Stated task
Exact repetition is required: output every record in full.

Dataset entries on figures
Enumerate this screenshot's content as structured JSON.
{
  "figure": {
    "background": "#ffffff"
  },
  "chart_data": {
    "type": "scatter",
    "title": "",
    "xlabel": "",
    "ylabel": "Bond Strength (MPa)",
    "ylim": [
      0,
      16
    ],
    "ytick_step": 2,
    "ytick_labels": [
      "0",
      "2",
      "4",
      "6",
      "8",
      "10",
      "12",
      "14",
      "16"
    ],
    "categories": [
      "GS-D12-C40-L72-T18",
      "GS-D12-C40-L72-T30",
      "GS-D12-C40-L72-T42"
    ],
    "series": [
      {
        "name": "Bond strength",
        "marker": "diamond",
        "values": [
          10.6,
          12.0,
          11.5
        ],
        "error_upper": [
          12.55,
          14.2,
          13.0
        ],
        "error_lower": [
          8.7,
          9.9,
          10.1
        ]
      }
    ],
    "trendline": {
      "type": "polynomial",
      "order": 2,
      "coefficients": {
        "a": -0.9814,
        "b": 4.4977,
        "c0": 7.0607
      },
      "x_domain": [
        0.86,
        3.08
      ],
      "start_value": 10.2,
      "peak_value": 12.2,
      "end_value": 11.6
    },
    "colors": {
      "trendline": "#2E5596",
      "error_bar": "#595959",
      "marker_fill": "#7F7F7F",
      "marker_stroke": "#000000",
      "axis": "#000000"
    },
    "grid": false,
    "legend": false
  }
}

Solution
Enumerate this screenshot's content as structured JSON.
{
  "figure": {
    "background": "#ffffff"
  },
  "chart_data": {
    "type": "scatter",
    "title": "",
    "xlabel": "",
    "ylabel": "Bond Strength (MPa)",
    "ylim": [
      0,
      16
    ],
    "ytick_step": 2,
    "ytick_labels": [
      "0",
      "2",
      "4",
      "6",
      "8",
      "10",
      "12",
      "14",
      "16"
    ],
    "categories": [
      "GS-D12-C40-L72-T18",
      "GS-D12-C40-L72-T30",
      "GS-D12-C40-L72-T42"
    ],
    "series": [
      {
        "name": "Bond strength",
        "marker": "diamond",
        "values": [
          10.6,
          12.0,
          11.5
        ],
        "error_upper": [
          12.55,
          14.2,
          13.0
        ],
        "error_lower": [
          8.7,
          9.9,
          10.1
        ]
      }
    ],
    "trendline": {
      "type": "polynomial",
      "order": 2,
      "coefficients": {
        "a": -0.9814,
        "b": 4.4977,
        "c0": 7.0607
      },
      "x_domain": [
        0.86,
        3.08
      ],
      "start_value": 10.2,
      "peak_value": 12.2,
      "end_value": 11.6
    },
    "colors": {
      "trendline": "#2E5596",
      "error_bar": "#595959",
      "marker_fill": "#7F7F7F",
      "marker_stroke": "#000000",
      "axis": "#000000"
    },
    "grid": false,
    "legend": false
  }
}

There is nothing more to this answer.